[Element-and-box listings]
* * * * * * *
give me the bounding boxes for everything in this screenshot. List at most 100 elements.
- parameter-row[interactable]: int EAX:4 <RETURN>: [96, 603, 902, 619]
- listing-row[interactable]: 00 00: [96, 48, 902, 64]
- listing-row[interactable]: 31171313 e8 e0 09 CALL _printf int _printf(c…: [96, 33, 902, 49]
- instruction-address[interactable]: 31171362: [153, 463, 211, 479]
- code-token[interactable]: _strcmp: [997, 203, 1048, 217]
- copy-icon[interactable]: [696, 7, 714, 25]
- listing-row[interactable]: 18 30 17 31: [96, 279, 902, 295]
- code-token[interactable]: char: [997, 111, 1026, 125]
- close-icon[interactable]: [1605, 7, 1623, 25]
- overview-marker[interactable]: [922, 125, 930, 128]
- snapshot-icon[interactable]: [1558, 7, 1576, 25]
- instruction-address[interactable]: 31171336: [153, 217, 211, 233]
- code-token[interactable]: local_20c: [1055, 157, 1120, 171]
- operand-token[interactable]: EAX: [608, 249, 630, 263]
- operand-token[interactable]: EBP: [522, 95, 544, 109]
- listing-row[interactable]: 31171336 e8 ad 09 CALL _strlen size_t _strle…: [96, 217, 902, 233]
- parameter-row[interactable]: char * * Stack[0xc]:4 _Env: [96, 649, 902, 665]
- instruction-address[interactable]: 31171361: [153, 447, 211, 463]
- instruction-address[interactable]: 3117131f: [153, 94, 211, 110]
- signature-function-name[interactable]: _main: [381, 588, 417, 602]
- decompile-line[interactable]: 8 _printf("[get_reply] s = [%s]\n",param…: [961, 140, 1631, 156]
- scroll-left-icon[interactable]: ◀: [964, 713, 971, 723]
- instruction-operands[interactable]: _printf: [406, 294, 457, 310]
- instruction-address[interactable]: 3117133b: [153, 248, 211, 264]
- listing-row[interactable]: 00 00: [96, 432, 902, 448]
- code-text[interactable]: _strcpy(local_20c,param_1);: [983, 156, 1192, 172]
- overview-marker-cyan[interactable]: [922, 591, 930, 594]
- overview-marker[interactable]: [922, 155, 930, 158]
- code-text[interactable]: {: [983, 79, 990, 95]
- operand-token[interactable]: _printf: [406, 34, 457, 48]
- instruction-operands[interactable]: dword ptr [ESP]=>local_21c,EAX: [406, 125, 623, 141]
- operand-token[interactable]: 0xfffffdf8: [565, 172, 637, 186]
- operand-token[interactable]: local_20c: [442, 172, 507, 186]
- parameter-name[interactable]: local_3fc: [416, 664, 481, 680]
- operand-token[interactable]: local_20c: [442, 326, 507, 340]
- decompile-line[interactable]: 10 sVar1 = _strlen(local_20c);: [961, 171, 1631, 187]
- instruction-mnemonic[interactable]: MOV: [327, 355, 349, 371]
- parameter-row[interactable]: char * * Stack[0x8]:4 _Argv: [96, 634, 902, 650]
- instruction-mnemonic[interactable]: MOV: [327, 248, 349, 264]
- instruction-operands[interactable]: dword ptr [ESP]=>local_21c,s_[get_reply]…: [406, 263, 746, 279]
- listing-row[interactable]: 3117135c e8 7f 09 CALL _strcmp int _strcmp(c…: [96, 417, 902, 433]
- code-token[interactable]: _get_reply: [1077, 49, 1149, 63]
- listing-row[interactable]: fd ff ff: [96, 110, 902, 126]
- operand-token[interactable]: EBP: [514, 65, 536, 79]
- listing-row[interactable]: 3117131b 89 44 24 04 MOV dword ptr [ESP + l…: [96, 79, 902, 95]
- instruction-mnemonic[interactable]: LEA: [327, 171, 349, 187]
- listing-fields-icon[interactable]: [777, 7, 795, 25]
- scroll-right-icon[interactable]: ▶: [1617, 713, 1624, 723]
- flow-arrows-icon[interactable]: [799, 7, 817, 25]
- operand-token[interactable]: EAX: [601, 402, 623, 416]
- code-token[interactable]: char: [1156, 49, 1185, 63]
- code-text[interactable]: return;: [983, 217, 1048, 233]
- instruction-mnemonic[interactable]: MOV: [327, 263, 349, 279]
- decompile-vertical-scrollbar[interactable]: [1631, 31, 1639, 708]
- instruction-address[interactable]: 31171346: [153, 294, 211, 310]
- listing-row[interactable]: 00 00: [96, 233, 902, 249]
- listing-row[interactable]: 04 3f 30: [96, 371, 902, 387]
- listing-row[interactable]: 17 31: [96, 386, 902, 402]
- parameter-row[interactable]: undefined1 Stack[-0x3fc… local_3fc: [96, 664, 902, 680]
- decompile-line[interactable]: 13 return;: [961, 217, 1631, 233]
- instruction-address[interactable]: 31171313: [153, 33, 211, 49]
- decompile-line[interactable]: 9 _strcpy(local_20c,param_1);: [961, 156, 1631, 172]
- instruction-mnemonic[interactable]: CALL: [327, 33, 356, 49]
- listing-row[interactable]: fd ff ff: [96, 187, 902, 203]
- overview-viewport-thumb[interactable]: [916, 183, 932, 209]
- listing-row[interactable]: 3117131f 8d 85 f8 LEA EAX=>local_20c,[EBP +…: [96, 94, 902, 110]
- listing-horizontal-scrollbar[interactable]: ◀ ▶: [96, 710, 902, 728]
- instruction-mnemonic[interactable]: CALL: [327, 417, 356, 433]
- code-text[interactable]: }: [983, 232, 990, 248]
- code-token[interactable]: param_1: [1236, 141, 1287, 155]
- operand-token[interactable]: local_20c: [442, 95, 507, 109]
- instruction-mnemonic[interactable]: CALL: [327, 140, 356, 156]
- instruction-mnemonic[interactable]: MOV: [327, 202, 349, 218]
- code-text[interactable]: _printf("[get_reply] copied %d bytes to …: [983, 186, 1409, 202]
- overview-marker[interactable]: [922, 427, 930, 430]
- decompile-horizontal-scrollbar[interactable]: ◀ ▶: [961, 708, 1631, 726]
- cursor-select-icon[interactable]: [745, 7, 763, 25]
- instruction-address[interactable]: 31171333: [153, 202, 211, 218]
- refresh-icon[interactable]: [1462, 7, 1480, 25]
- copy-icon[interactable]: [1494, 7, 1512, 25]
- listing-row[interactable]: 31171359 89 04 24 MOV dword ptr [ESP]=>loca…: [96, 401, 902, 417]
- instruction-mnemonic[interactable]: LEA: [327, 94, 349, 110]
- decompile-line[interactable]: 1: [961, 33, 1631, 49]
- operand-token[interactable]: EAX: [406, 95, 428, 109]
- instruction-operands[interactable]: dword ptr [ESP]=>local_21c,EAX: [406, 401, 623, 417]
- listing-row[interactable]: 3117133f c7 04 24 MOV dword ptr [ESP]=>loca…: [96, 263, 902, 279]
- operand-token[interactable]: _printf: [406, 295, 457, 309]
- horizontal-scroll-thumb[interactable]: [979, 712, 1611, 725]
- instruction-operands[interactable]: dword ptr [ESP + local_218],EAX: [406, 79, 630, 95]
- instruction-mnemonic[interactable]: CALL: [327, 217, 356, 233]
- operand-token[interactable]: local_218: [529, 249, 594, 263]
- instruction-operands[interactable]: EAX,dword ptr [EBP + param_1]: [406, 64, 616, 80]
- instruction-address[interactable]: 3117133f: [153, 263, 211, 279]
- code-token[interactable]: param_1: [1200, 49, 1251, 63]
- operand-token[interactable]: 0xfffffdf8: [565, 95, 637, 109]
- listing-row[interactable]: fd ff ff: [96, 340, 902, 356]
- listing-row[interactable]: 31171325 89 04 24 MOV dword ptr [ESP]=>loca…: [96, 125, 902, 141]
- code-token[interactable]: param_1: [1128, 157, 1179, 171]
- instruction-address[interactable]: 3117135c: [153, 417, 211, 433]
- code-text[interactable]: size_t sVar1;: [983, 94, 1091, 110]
* * * * * * *
Written problem:
Pick out every line in the entries above that contains the string "mnemonic", and copy those lines. Treat uppercase and lowercase as different.

Result of this task:
- instruction-mnemonic[interactable]: MOV: [327, 355, 349, 371]
- instruction-mnemonic[interactable]: MOV: [327, 248, 349, 264]
- instruction-mnemonic[interactable]: LEA: [327, 171, 349, 187]
- instruction-mnemonic[interactable]: MOV: [327, 263, 349, 279]
- instruction-mnemonic[interactable]: CALL: [327, 33, 356, 49]
- instruction-mnemonic[interactable]: CALL: [327, 417, 356, 433]
- instruction-mnemonic[interactable]: CALL: [327, 140, 356, 156]
- instruction-mnemonic[interactable]: MOV: [327, 202, 349, 218]
- instruction-mnemonic[interactable]: LEA: [327, 94, 349, 110]
- instruction-mnemonic[interactable]: CALL: [327, 217, 356, 233]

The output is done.